● Task requirements
Filter the listing and keep only the lines with the word "Used".

● Data provided
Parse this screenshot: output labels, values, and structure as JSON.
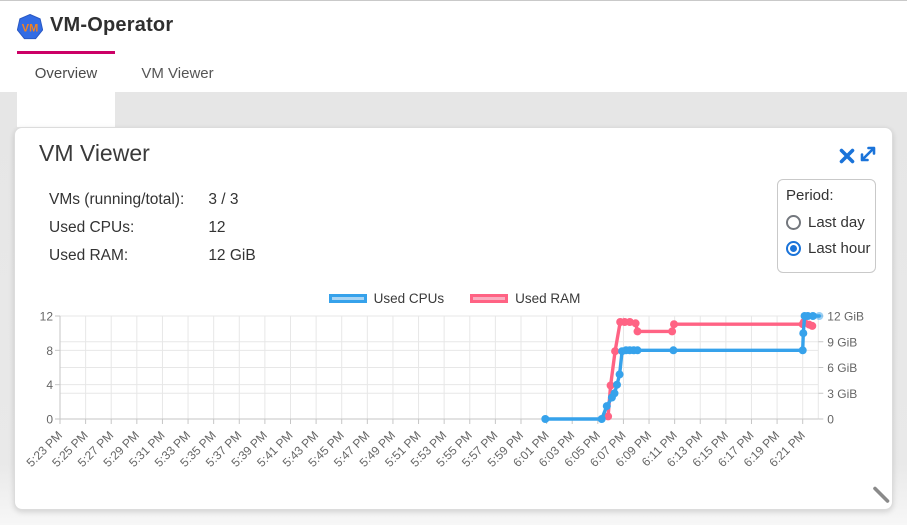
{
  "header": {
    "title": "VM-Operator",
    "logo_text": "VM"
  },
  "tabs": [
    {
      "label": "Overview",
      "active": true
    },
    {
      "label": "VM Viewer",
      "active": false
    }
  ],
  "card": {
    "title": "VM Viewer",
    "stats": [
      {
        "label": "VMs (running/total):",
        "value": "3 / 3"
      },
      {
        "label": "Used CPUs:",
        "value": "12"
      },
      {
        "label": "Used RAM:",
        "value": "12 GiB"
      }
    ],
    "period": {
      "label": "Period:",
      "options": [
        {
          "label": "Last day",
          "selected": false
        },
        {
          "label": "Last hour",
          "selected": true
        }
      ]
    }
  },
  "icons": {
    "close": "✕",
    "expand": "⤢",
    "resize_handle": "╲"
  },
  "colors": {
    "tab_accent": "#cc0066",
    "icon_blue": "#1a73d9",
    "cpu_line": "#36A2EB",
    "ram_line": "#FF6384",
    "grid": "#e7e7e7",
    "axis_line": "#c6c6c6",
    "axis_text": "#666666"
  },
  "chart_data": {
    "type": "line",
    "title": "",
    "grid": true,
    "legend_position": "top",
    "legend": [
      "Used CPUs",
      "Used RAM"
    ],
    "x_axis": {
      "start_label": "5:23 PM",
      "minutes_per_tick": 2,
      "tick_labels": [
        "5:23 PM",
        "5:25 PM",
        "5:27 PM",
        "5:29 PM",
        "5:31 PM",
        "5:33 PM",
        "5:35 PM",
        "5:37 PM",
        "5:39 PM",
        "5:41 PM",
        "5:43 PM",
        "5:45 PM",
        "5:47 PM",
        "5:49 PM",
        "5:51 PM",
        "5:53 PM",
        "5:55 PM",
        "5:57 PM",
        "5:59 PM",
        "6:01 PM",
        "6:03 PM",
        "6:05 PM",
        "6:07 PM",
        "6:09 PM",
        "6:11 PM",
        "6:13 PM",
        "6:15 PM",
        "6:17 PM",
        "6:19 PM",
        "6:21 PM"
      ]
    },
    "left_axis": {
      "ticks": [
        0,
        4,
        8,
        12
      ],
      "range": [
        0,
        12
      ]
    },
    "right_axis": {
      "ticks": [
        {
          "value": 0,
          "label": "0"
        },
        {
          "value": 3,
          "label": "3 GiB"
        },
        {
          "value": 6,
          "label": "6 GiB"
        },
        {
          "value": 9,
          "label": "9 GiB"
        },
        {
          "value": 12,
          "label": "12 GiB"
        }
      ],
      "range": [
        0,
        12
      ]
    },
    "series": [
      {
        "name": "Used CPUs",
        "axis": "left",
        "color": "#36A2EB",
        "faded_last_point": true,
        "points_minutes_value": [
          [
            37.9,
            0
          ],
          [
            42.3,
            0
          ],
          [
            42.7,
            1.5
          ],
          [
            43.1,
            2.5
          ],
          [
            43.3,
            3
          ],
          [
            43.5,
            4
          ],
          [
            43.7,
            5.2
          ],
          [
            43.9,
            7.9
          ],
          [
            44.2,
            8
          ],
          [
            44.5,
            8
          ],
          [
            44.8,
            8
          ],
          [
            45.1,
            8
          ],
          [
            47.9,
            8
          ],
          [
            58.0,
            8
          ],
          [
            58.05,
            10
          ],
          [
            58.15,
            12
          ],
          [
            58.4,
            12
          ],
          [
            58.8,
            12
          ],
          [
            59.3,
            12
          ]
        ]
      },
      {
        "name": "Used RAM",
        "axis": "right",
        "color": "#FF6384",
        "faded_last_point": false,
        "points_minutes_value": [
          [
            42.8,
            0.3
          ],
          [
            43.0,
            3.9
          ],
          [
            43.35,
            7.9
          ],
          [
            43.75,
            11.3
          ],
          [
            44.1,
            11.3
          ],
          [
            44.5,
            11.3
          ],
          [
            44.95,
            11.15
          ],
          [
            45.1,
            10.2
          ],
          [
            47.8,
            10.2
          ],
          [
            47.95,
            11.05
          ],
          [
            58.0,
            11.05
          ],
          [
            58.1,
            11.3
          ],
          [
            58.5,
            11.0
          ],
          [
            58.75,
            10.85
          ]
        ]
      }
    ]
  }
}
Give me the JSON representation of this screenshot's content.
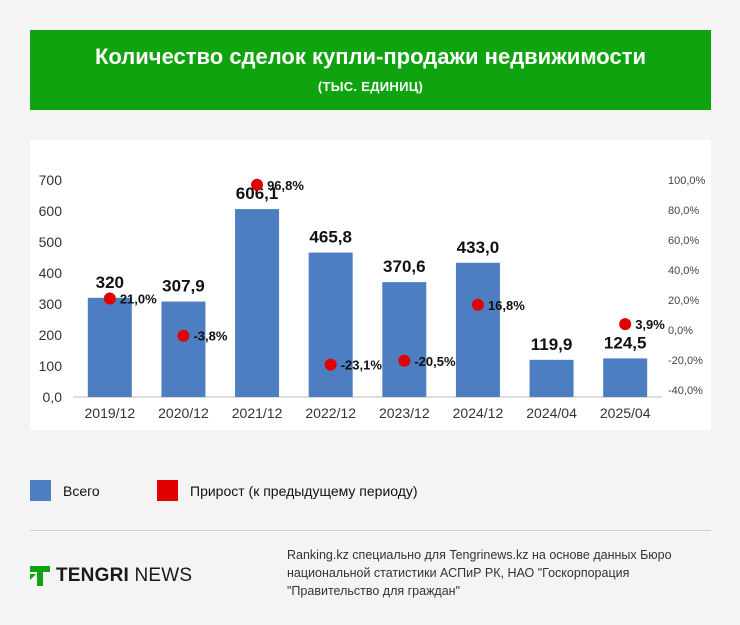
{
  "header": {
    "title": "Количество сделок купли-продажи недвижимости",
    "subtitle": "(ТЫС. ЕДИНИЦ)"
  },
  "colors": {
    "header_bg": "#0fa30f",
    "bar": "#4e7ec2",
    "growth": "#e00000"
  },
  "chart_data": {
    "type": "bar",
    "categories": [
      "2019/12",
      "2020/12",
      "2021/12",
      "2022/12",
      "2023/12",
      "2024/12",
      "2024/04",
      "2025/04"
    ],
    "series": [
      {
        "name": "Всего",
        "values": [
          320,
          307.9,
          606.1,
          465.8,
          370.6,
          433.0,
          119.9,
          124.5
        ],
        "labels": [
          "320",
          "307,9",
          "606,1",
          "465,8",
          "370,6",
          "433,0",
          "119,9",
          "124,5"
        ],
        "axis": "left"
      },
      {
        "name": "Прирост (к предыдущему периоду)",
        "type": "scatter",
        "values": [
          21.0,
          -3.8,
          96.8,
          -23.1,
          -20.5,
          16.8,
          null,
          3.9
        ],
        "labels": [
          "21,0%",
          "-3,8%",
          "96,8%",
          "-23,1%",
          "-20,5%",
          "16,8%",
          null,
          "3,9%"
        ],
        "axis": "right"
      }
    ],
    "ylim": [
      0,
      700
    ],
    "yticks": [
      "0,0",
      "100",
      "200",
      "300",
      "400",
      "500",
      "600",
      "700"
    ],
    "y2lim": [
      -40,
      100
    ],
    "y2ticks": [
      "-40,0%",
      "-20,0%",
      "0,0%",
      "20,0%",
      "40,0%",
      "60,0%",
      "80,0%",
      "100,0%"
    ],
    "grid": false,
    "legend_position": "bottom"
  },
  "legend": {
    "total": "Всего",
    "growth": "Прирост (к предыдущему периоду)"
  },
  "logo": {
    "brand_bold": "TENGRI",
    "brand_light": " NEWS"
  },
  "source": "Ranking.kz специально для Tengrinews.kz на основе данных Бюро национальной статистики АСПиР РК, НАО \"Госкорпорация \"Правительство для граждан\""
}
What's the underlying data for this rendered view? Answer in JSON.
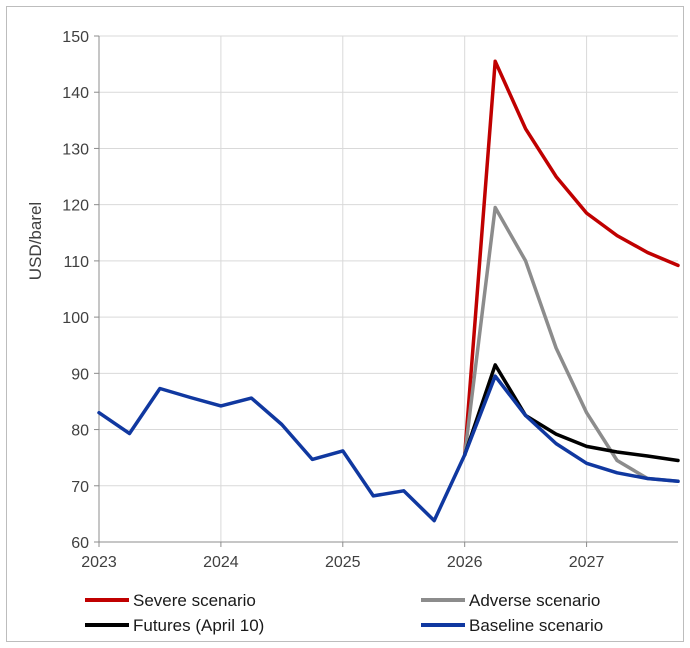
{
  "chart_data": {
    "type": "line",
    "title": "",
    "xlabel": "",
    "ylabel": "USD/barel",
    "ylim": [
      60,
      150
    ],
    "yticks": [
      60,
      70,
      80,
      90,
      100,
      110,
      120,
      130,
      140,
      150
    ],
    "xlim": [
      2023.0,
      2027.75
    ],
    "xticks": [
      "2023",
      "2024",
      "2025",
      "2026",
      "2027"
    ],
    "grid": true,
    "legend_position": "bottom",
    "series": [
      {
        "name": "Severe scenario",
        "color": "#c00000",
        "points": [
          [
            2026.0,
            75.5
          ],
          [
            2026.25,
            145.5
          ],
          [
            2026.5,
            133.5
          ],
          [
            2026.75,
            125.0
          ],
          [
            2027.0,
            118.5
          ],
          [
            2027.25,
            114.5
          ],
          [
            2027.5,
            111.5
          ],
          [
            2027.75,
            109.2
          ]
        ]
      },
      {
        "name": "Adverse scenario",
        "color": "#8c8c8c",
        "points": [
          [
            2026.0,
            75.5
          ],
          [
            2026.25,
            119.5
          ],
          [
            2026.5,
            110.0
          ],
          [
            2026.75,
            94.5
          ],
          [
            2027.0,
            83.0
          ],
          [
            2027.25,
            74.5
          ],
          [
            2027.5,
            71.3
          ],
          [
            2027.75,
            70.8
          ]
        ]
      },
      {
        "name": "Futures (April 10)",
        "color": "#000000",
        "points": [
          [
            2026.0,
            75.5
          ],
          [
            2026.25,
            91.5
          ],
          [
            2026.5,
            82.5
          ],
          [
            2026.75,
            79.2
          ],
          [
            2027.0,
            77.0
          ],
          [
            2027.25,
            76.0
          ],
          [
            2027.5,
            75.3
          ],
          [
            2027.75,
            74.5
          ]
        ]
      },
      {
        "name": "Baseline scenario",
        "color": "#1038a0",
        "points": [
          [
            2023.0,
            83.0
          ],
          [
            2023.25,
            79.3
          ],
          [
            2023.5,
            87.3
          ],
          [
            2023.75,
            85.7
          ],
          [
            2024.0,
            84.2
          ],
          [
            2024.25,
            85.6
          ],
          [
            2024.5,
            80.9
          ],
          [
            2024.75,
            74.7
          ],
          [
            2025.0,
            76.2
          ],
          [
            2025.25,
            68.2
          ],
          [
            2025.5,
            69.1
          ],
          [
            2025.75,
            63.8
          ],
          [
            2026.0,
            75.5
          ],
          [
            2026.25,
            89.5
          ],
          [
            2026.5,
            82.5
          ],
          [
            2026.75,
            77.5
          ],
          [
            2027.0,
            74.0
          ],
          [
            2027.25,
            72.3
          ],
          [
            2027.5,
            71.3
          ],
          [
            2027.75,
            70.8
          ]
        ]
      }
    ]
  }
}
--
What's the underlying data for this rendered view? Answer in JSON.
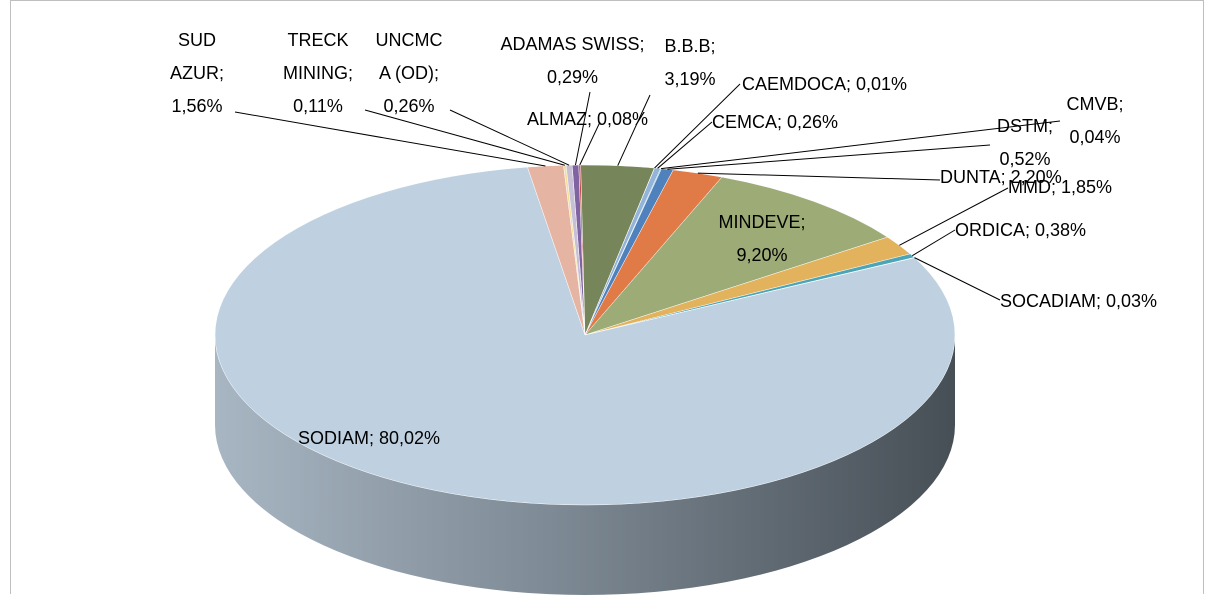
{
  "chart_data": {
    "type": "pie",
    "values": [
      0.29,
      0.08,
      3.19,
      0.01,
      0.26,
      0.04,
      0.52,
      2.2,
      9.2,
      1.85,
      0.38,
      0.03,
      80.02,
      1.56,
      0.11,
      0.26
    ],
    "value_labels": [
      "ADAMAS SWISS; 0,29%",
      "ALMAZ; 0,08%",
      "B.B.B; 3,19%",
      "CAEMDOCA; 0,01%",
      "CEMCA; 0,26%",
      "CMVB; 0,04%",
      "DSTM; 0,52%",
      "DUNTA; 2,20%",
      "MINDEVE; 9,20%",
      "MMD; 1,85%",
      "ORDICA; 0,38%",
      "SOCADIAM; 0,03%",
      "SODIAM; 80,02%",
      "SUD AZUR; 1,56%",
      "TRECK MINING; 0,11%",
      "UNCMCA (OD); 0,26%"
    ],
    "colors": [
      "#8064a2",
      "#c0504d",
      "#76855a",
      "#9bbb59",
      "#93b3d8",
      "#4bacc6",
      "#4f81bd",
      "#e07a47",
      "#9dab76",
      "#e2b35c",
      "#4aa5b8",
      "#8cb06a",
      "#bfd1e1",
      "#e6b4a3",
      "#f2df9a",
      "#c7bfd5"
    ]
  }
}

● Solution to this task
        "label": "Used CPUs:",
        "label": "Used RAM:",
      "Used CPUs",
      "Used RAM"
        "name": "Used CPUs",
        "name": "Used RAM",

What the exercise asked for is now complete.